##### GIVEN ENTRIES

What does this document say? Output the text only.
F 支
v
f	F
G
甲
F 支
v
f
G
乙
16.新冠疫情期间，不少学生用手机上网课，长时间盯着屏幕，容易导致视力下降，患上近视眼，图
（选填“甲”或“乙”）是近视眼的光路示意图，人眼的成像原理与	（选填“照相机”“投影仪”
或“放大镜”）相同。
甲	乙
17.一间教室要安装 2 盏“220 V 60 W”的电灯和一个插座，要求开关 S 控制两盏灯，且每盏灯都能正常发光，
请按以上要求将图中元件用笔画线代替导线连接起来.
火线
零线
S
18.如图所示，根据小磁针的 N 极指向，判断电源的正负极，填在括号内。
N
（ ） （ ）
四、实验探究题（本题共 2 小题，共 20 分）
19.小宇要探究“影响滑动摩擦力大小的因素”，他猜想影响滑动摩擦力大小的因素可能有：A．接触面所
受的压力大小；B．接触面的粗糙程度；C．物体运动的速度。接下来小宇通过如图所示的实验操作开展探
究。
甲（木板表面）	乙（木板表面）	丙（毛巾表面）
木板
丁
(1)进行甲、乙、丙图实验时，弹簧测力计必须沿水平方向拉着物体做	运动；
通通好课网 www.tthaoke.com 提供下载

##########

## SET EXERCISE
Make an exact copy of every entry.

## WORKED SOLUTION
What does this document say? Output the text only.
F 支
v
f	F
G
甲
F 支
v
f
G
乙
16.新冠疫情期间，不少学生用手机上网课，长时间盯着屏幕，容易导致视力下降，患上近视眼，图
（选填“甲”或“乙”）是近视眼的光路示意图，人眼的成像原理与	（选填“照相机”“投影仪”
或“放大镜”）相同。
甲	乙
17.一间教室要安装 2 盏“220 V 60 W”的电灯和一个插座，要求开关 S 控制两盏灯，且每盏灯都能正常发光，
请按以上要求将图中元件用笔画线代替导线连接起来.
火线
零线
S
18.如图所示，根据小磁针的 N 极指向，判断电源的正负极，填在括号内。
N
（ ） （ ）
四、实验探究题（本题共 2 小题，共 20 分）
19.小宇要探究“影响滑动摩擦力大小的因素”，他猜想影响滑动摩擦力大小的因素可能有：A．接触面所
受的压力大小；B．接触面的粗糙程度；C．物体运动的速度。接下来小宇通过如图所示的实验操作开展探
究。
甲（木板表面）	乙（木板表面）	丙（毛巾表面）
木板
丁
(1)进行甲、乙、丙图实验时，弹簧测力计必须沿水平方向拉着物体做	运动；
通通好课网 www.tthaoke.com 提供下载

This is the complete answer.